=== COSA SI CHIEDE ===
1: Ricopia fedelmente la parte del brano sul sistema televisivo ucraino che si apre con le parole contenenti "L’oligarchico sistema televisivo" e si chiude con "rende perfettamente l’idea.".
2: Prosegui il brano sul sistema televisivo ucraino dopo l'ultima frase riportata.

=== BRANO ESTRATTO ===
════════
A dir la verità Inter non è stato l’unico canale finito sotto accusa. Stessa sorte per episodi simili è toccata a 1+1 e Tonis. La faccenda in questo caso si è risolta, però, con pubbliche scuse dei due direttori e con la promessa di applicare un controllo più stretto (in odore di autocensura) nei confronti del contenuto dei programmi trasmessi.

L’oligarchico sistema televisivo ucraino

Potrebbe sembrare una forzatura, ma per quello che l’Ucraina ci ha insegnato negli ultimi anni, i guai di Inter portano buone notizie agli altri oligarchi e ai loro referenti politici. Non può sfuggire, infatti, che i principali canali televisivi e più in generale gruppi operanti nel mondo della comunicazione mainstream siano strettamente legati al mondo del secondo (non per forza nel senso gerarchico) ramo di potere in Ucraina, quello degli oligarchi. Una breve occhiata alla classifica dei canali più popolari rende perfettamente l’idea.

Questi sono distribuiti tra gli uomini più ricchi e politicamente influenti del paese, primo tra tutti il presidente, Petro Poroshenko, padrone di Piatiy Kanal (Canale5). Dmitro Firtash, invece, attraverso la holding UA Inter Media Group, oltre a Inter possiede anche NTN e K1 (per parlare solo di quelli più seguiti). Il secondo re della televisione è Viktor Pinchuk, oligarca-filantropo, marito della figlia (Elena) dell’ex presidente Leonid Kuchma e in stretti rapporti con influenti personaggi politici occidentali (non ultima la famiglia Clinton). STB, ICTV e Noviy Kanal (Nuovo Canale) appartengono, infatti, alla StarLightMedia, posseduta interamente dal vecchio rappresentante del clan di Dnepropetrovsk, in parlamento fino al 2006. Non potevano non essere in classifica Igor Kolomoiskiy e Rinat Akhmetov. Il primo è proprietario di 1+1 Media, gruppo composto da diversi canali televisivi (1+1, 2+2, TET e PlusPlus), mentre il secondo controlla il canale Ukrajina attraverso la holding System Capital Management. La cosa che appare sorprendente, però, è che sono solo questi cinque personaggi a controllare i quindici canali televisivi più visti in Ucraina.
════════
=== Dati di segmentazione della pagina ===

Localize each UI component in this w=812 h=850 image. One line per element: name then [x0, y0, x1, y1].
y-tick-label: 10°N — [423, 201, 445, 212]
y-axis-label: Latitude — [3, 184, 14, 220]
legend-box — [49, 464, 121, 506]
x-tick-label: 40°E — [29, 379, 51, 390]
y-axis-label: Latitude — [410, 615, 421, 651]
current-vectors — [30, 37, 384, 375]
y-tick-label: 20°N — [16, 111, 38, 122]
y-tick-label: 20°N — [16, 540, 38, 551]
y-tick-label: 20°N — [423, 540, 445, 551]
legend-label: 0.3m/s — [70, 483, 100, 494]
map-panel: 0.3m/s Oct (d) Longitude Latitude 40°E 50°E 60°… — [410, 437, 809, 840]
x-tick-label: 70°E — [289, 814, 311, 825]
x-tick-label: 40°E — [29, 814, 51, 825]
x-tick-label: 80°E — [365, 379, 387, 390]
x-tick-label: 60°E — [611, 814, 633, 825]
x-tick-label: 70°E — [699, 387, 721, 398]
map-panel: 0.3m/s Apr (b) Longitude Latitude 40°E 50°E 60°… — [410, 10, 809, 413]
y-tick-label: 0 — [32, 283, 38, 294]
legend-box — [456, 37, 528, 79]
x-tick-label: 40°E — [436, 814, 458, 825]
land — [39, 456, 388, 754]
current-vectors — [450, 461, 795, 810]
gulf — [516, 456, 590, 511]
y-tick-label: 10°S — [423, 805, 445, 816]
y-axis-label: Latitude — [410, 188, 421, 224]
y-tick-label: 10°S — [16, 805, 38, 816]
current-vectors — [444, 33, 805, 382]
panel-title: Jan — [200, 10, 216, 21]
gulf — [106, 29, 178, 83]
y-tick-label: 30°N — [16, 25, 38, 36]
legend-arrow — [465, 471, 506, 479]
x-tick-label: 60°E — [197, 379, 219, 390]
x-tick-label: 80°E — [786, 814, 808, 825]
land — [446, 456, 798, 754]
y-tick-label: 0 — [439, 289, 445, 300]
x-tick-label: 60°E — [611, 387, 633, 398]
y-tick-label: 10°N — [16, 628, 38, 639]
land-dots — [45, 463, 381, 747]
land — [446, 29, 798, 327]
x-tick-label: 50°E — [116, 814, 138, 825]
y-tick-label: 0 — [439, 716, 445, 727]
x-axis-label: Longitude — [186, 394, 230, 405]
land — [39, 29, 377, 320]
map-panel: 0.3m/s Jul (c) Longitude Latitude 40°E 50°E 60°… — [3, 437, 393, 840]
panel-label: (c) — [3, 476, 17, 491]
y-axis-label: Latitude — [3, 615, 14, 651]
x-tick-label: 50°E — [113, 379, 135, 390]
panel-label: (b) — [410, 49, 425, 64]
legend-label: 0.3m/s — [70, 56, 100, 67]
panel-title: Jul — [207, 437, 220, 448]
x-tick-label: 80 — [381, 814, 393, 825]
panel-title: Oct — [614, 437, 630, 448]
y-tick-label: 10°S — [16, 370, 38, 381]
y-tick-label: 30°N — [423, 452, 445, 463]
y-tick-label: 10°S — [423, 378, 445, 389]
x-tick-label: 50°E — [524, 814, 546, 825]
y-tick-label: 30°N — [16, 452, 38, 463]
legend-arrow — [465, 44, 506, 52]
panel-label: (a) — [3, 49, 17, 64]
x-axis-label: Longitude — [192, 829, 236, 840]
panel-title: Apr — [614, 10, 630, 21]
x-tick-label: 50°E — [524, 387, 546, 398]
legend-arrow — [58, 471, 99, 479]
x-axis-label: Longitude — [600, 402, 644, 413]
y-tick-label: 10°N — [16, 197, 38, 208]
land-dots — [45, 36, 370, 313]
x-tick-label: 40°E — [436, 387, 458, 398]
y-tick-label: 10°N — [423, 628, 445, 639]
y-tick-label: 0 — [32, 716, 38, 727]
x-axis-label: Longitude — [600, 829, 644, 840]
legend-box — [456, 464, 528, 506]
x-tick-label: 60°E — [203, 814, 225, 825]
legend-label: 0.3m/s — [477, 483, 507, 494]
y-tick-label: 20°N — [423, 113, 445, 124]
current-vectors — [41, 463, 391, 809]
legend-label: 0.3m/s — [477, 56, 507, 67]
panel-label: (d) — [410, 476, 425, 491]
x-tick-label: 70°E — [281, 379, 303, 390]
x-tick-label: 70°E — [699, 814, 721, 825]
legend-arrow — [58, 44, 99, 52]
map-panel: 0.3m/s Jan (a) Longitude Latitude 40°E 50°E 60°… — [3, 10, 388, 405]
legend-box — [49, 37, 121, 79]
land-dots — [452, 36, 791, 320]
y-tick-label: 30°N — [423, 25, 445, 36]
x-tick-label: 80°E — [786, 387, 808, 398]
════════
=== ELENCO RISPOSTE ===
1:
L’oligarchico sistema televisivo ucraino

Potrebbe sembrare una forzatura, ma per quello che l’Ucraina ci ha insegnato negli ultimi anni, i guai di Inter portano buone notizie agli altri oligarchi e ai loro referenti politici. Non può sfuggire, infatti, che i principali canali televisivi e più in generale gruppi operanti nel mondo della comunicazione mainstream siano strettamente legati al mondo del secondo (non per forza nel senso gerarchico) ramo di potere in Ucraina, quello degli oligarchi. Una breve occhiata alla classifica dei canali più popolari rende perfettamente l’idea.

2:
Tenendo a mente questo quadro generale quindi, il recente caso di Inter, e di una crescente pressione sui media, potrebbe essere ricondotto non solo ad una più ampia “guerra contro la propaganda dell’aggressore”, ma più pragmaticamente ad un più nascosto ma importante riassestamento del controllo sui media da parte degli oligarchi, in seguito ad un periodo di importanti cambiamenti nel paese e nella cerchia delle persone più influenti. Le fasi iniziali di questo conflitto si sono potute osservare già con l’uso strumentale della retorica patriottica operato da molti canali con fini puramente politico-personali, come nel caso dello scontro tra lo stesso Firtash e Kolomoisky andato in onda sui rispettivi media per un lungo periodo in previsione delle elezioni parlamentari dello scorso autunno.

Il Ministero dell’informazione politica nei prossimi mesi sarà chiamato ad elaborare una struttura legislativa efficace e coerente in materia, creando dei meccanismi capaci di adattarsi alla situazione del paese per evitare che canali televisivi e mezzi di comunicazione siano richiamati, multati o messi a tacere in base a soggettive interpretazioni dei vertici dello stato o degli attivisti più intransigenti. Creare un tale meccanismo senza scadere nella censura non sarà un processo facile considerando l’estrema delicatezza della questione e gli ingenti interessi dei personaggi più potenti del paese. I primi passi in tal senso sembrano poco rassicuranti, mentre la vicenda di Inter (che ha ufficialmente accusato il Consiglio nazionale sulla televisione di diffamazione) sarà probabilmente un esempio per gli altri. A buon intenditor poche parole.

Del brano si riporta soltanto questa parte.